WRITTEN REQUEST:
Convert the lines of the material from the one containing "watermark-logo-square bbox=[217, 264, 231, 278]" through the one containing "watermark-logo-square bbox=[209, 328, 222, 342]" into a JSON list of strings, one string per line. Leave out any blank lines.
** Start MATERIAL PROVIDED **
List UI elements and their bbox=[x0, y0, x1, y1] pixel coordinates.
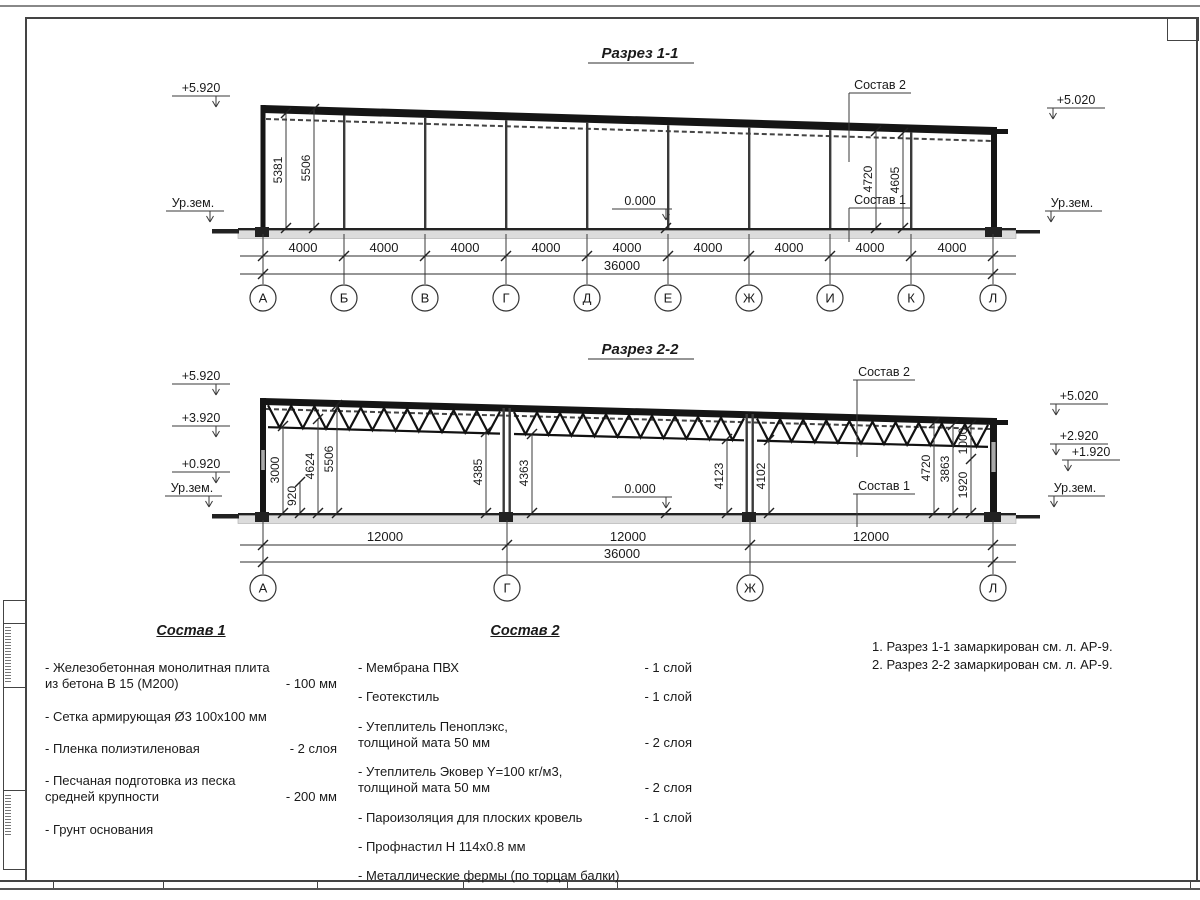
ground-level-label: Ур.зем. bbox=[1051, 196, 1093, 210]
list-item: - Профнастил Н 114х0.8 мм bbox=[358, 839, 692, 855]
column-A-window bbox=[261, 450, 265, 470]
bay-dim: 4000 bbox=[451, 240, 480, 255]
layer-name: - Песчаная подготовка из песка средней к… bbox=[45, 773, 235, 806]
elevation-label: +3.920 bbox=[182, 411, 221, 425]
column-A bbox=[261, 105, 266, 228]
layer-qty: - 1 слой bbox=[636, 660, 692, 676]
bay-dim: 12000 bbox=[610, 529, 646, 544]
layers2-callout: Состав 2 bbox=[858, 365, 910, 379]
column bbox=[829, 130, 831, 228]
elevation-label: +5.020 bbox=[1060, 389, 1099, 403]
dim-label: 4720 bbox=[861, 165, 875, 192]
layer-qty: - 1 слой bbox=[636, 810, 692, 826]
layer-qty: - 2 слоя bbox=[637, 780, 692, 796]
list-item: - Мембрана ПВХ - 1 слой bbox=[358, 660, 692, 676]
bay-dim: 4000 bbox=[289, 240, 318, 255]
list-item: - Утеплитель Эковер Y=100 кг/м3, толщино… bbox=[358, 764, 692, 797]
layers2-heading: Состав 2 bbox=[358, 622, 692, 640]
column-L-window bbox=[991, 442, 995, 472]
zero-level-label: 0.000 bbox=[624, 482, 655, 496]
ground-level-label: Ур.зем. bbox=[171, 481, 213, 495]
total-dim: 36000 bbox=[604, 546, 640, 561]
bay-dim: 4000 bbox=[613, 240, 642, 255]
ground-level-label: Ур.зем. bbox=[172, 196, 214, 210]
layer-name: - Сетка армирующая Ø3 100х100 мм bbox=[45, 709, 267, 725]
ground-stub-left bbox=[212, 514, 239, 519]
bay-dim: 12000 bbox=[367, 529, 403, 544]
grid-label: Б bbox=[340, 291, 349, 306]
zero-level-label: 0.000 bbox=[624, 194, 655, 208]
layer-qty: - 200 мм bbox=[278, 789, 337, 805]
bay-dim: 4000 bbox=[370, 240, 399, 255]
floor-slab bbox=[238, 516, 1016, 524]
column bbox=[424, 118, 426, 228]
ground-stub-right bbox=[1016, 230, 1040, 234]
layers2-callout: Состав 2 bbox=[854, 78, 906, 92]
section-1-1-drawing: Разрез 1-1 5381 5506 4720 4605 +5.9 bbox=[0, 30, 1200, 330]
gost-cell-text-smudge bbox=[5, 627, 11, 683]
ground-level-label: Ур.зем. bbox=[1054, 481, 1096, 495]
section-2-2-title: Разрез 2-2 bbox=[601, 341, 679, 358]
floor-top-line bbox=[238, 228, 1016, 231]
title-strip-tick bbox=[1190, 880, 1191, 888]
dim-label: 920 bbox=[285, 486, 299, 506]
list-item: - Пароизоляция для плоских кровель - 1 с… bbox=[358, 810, 692, 826]
bay-dim: 4000 bbox=[694, 240, 723, 255]
grid-label: В bbox=[421, 291, 430, 306]
column bbox=[505, 120, 507, 228]
title-strip-tick bbox=[163, 880, 164, 888]
column bbox=[586, 123, 588, 228]
list-item: - Железобетонная монолитная плита из бет… bbox=[45, 660, 337, 693]
dim-label: 4123 bbox=[712, 462, 726, 489]
total-dim: 36000 bbox=[604, 258, 640, 273]
layer-name: - Пароизоляция для плоских кровель bbox=[358, 810, 582, 826]
list-item: - Пленка полиэтиленовая - 2 слоя bbox=[45, 741, 337, 757]
grid-label: А bbox=[259, 291, 268, 306]
title-strip-tick bbox=[317, 880, 318, 888]
dim-label: 5506 bbox=[322, 445, 336, 472]
grid-label: Ж bbox=[744, 581, 756, 596]
drawing-sheet: Разрез 1-1 5381 5506 4720 4605 +5.9 bbox=[0, 0, 1200, 900]
grid-label: Е bbox=[664, 291, 673, 306]
dim-label: 4720 bbox=[919, 454, 933, 481]
grid-label: Л bbox=[989, 291, 998, 306]
gost-divider-3 bbox=[3, 790, 25, 791]
elevation-label: +5.920 bbox=[182, 81, 221, 95]
list-item: - Геотекстиль - 1 слой bbox=[358, 689, 692, 705]
layers1-block: Состав 1 - Железобетонная монолитная пли… bbox=[45, 622, 337, 851]
floor-top-line bbox=[238, 513, 1016, 516]
dim-label: 4102 bbox=[754, 462, 768, 489]
section-1-1-title: Разрез 1-1 bbox=[601, 45, 678, 62]
layers2-block: Состав 2 - Мембрана ПВХ - 1 слой - Геоте… bbox=[358, 622, 692, 897]
layer-name: - Мембрана ПВХ bbox=[358, 660, 459, 676]
note-line: 1. Разрез 1-1 замаркирован см. л. АР-9. bbox=[872, 638, 1192, 656]
dim-label: 3000 bbox=[268, 456, 282, 483]
dim-label: 4624 bbox=[303, 452, 317, 479]
grid-bubbles bbox=[250, 285, 1006, 311]
footing bbox=[255, 512, 269, 522]
layer-name: - Пленка полиэтиленовая bbox=[45, 741, 200, 757]
grid-label: Д bbox=[583, 291, 592, 306]
list-item: - Металлические фермы (по торцам балки) bbox=[358, 868, 692, 884]
grid-label: Л bbox=[989, 581, 998, 596]
layer-name: - Геотекстиль bbox=[358, 689, 439, 705]
elevation-label: +5.920 bbox=[182, 369, 221, 383]
dim-label: 1000 bbox=[956, 427, 970, 454]
dim-label: 3863 bbox=[938, 455, 952, 482]
grid-bubbles bbox=[250, 575, 1006, 601]
notes-block: 1. Разрез 1-1 замаркирован см. л. АР-9. … bbox=[872, 638, 1192, 673]
dim-label: 4605 bbox=[888, 166, 902, 193]
layer-qty: - 1 слой bbox=[636, 689, 692, 705]
frame-top bbox=[25, 17, 1197, 19]
column-Zh bbox=[746, 414, 748, 513]
layer-name: - Железобетонная монолитная плита из бет… bbox=[45, 660, 270, 693]
elevation-label: +0.920 bbox=[182, 457, 221, 471]
grid-label: И bbox=[825, 291, 834, 306]
grid-label: Г bbox=[502, 291, 509, 306]
footing bbox=[255, 227, 269, 237]
bay-dim: 4000 bbox=[532, 240, 561, 255]
elevation-label: +5.020 bbox=[1057, 93, 1096, 107]
layer-qty: - 100 мм bbox=[278, 676, 337, 692]
list-item: - Сетка армирующая Ø3 100х100 мм bbox=[45, 709, 337, 725]
dim-label: 4363 bbox=[517, 459, 531, 486]
grid-label: К bbox=[907, 291, 915, 306]
note-line: 2. Разрез 2-2 замаркирован см. л. АР-9. bbox=[872, 656, 1192, 674]
section-2-2-drawing: Разрез 2-2 3000 920 4624 5506 bbox=[0, 330, 1200, 630]
layer-qty: - 2 слоя bbox=[637, 735, 692, 751]
grid-label: Ж bbox=[743, 291, 755, 306]
column bbox=[910, 133, 912, 228]
list-item: - Утеплитель Пеноплэкс, толщиной мата 50… bbox=[358, 719, 692, 752]
ground-stub-right bbox=[1016, 515, 1040, 519]
layer-qty: - 2 слоя bbox=[282, 741, 337, 757]
layer-name: - Профнастил Н 114х0.8 мм bbox=[358, 839, 526, 855]
column bbox=[748, 128, 750, 228]
bay-dim: 4000 bbox=[938, 240, 967, 255]
bay-dim: 12000 bbox=[853, 529, 889, 544]
column bbox=[667, 125, 669, 228]
dim-label: 5506 bbox=[299, 154, 313, 181]
list-item: - Песчаная подготовка из песка средней к… bbox=[45, 773, 337, 806]
column bbox=[343, 115, 345, 228]
layer-name: - Утеплитель Пеноплэкс, толщиной мата 50… bbox=[358, 719, 508, 752]
column-L bbox=[991, 127, 997, 228]
grid-label: Г bbox=[503, 581, 510, 596]
bay-dim: 4000 bbox=[856, 240, 885, 255]
column-G bbox=[509, 408, 511, 513]
grid-label: А bbox=[259, 581, 268, 596]
bay-dim: 4000 bbox=[775, 240, 804, 255]
list-item: - Грунт основания bbox=[45, 822, 337, 838]
gost-cell-text-smudge bbox=[5, 795, 11, 835]
dim-label: 1920 bbox=[956, 471, 970, 498]
dim-label: 5381 bbox=[271, 156, 285, 183]
layers1-callout: Состав 1 bbox=[854, 193, 906, 207]
gost-divider-2 bbox=[3, 687, 25, 688]
elevation-label: +2.920 bbox=[1060, 429, 1099, 443]
layer-name: - Металлические фермы (по торцам балки) bbox=[358, 868, 619, 884]
layer-name: - Грунт основания bbox=[45, 822, 153, 838]
layers1-heading: Состав 1 bbox=[45, 622, 337, 640]
sheet-top-edge bbox=[0, 5, 1200, 7]
elevation-label: +1.920 bbox=[1072, 445, 1111, 459]
layer-name: - Утеплитель Эковер Y=100 кг/м3, толщино… bbox=[358, 764, 562, 797]
title-strip-tick bbox=[53, 880, 54, 888]
ground-stub-left bbox=[212, 229, 239, 234]
dim-label: 4385 bbox=[471, 458, 485, 485]
column-G bbox=[503, 408, 505, 513]
layers1-callout: Состав 1 bbox=[858, 479, 910, 493]
footing bbox=[499, 512, 513, 522]
footing bbox=[742, 512, 756, 522]
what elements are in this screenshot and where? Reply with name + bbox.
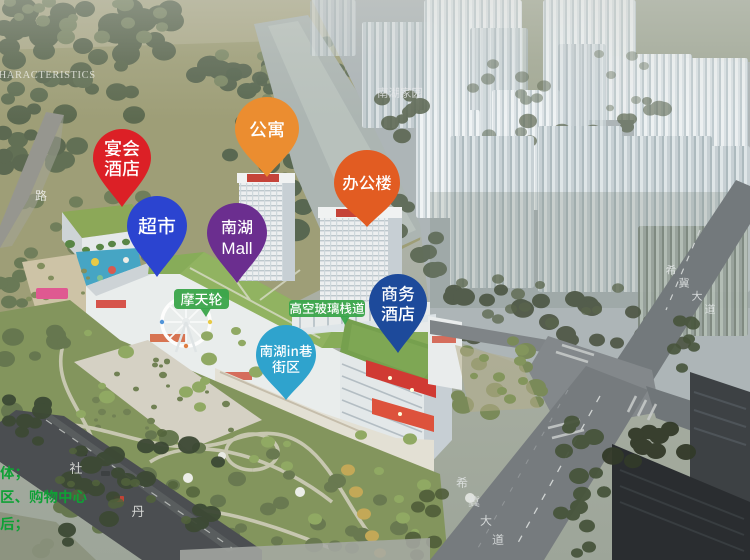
svg-text:Mall: Mall — [221, 239, 252, 258]
svg-text:CHARACTERISTICS: CHARACTERISTICS — [0, 70, 96, 81]
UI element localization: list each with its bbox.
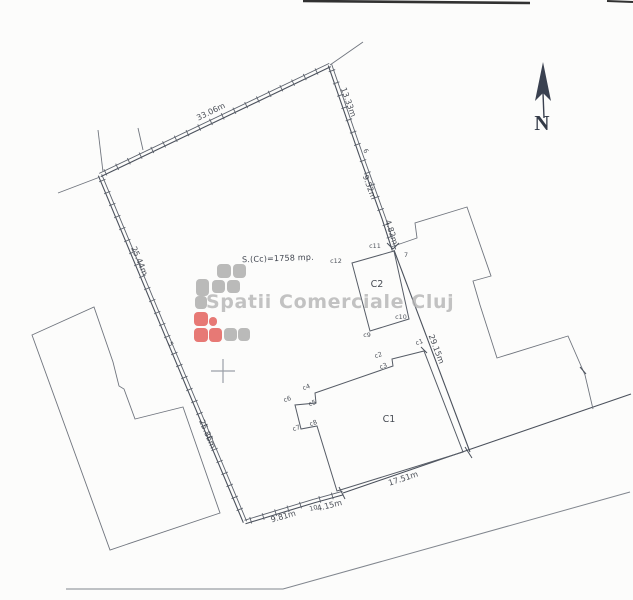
watermark-logo-square bbox=[217, 264, 231, 278]
survey-point-label: c10 bbox=[395, 313, 407, 321]
survey-point-tick bbox=[580, 367, 586, 374]
watermark-logo-square bbox=[233, 264, 246, 278]
boundary-extension-line bbox=[58, 177, 100, 193]
measurement-label: 29.15m bbox=[427, 333, 446, 365]
measurement-label: 9.52m bbox=[361, 174, 378, 201]
neighbor-building-left bbox=[32, 307, 220, 550]
building-label: C2 bbox=[371, 279, 384, 290]
survey-point-label: c1 bbox=[414, 337, 424, 347]
building-c1-outline bbox=[295, 351, 463, 491]
watermark-logo-square bbox=[224, 328, 237, 341]
building-label: C1 bbox=[383, 414, 396, 425]
boundary-extension-line bbox=[98, 130, 103, 172]
watermark-logo-square bbox=[209, 328, 222, 342]
road-edge-line bbox=[66, 492, 630, 589]
survey-point-label: c11 bbox=[369, 242, 381, 250]
measurement-label: 13.33m bbox=[339, 86, 358, 118]
north-label: N bbox=[534, 111, 549, 135]
parcel-boundary-line bbox=[343, 394, 631, 493]
survey-point-label: c9 bbox=[363, 331, 371, 339]
scan-artifact-line bbox=[607, 1, 633, 2]
watermark-logo-square bbox=[194, 312, 208, 326]
survey-point-label: c2 bbox=[373, 350, 383, 360]
watermark-text: Spatii Comerciale Cluj bbox=[206, 291, 454, 313]
scanned-site-plan-page: N33.06m13.33m9.52m4.82m29.15m25.44m25.86… bbox=[0, 0, 633, 600]
watermark-logo-square bbox=[238, 328, 250, 341]
measurement-label: 25.86m bbox=[197, 418, 217, 450]
parcel-boundary-rail bbox=[98, 176, 170, 349]
boundary-extension-line bbox=[330, 42, 363, 65]
parcel-boundary-line bbox=[394, 250, 470, 452]
survey-point-label: c6 bbox=[282, 394, 292, 404]
watermark-logo-square bbox=[209, 317, 217, 326]
measurement-label: 4.82m bbox=[383, 219, 400, 246]
survey-point-label: c12 bbox=[330, 257, 342, 265]
survey-point-label: c3 bbox=[378, 361, 388, 371]
parcel-boundary-rail bbox=[101, 67, 331, 177]
watermark-logo-square bbox=[194, 328, 208, 342]
survey-point-label: 7 bbox=[404, 251, 408, 259]
survey-point-label: c4 bbox=[301, 382, 311, 392]
parcel-boundary-rail bbox=[99, 63, 329, 173]
scan-artifact-line bbox=[303, 1, 530, 3]
measurement-label: 25.44m bbox=[129, 245, 149, 277]
measurement-label: 33.06m bbox=[195, 101, 227, 123]
boundary-extension-line bbox=[138, 128, 143, 150]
** End MATERIAL PROVIDED **
RESULT OF THIS EXERCISE:
[
  "watermark-logo-square bbox=[217, 264, 231, 278]",
  "survey-point-label: c10 bbox=[395, 313, 407, 321]",
  "survey-point-tick bbox=[580, 367, 586, 374]",
  "watermark-logo-square bbox=[233, 264, 246, 278]",
  "boundary-extension-line bbox=[58, 177, 100, 193]",
  "measurement-label: 29.15m bbox=[427, 333, 446, 365]",
  "measurement-label: 9.52m bbox=[361, 174, 378, 201]",
  "neighbor-building-left bbox=[32, 307, 220, 550]",
  "building-label: C2 bbox=[371, 279, 384, 290]",
  "survey-point-label: c1 bbox=[414, 337, 424, 347]",
  "building-c1-outline bbox=[295, 351, 463, 491]",
  "watermark-logo-square bbox=[224, 328, 237, 341]",
  "building-label: C1 bbox=[383, 414, 396, 425]",
  "boundary-extension-line bbox=[98, 130, 103, 172]",
  "watermark-logo-square bbox=[209, 328, 222, 342]"
]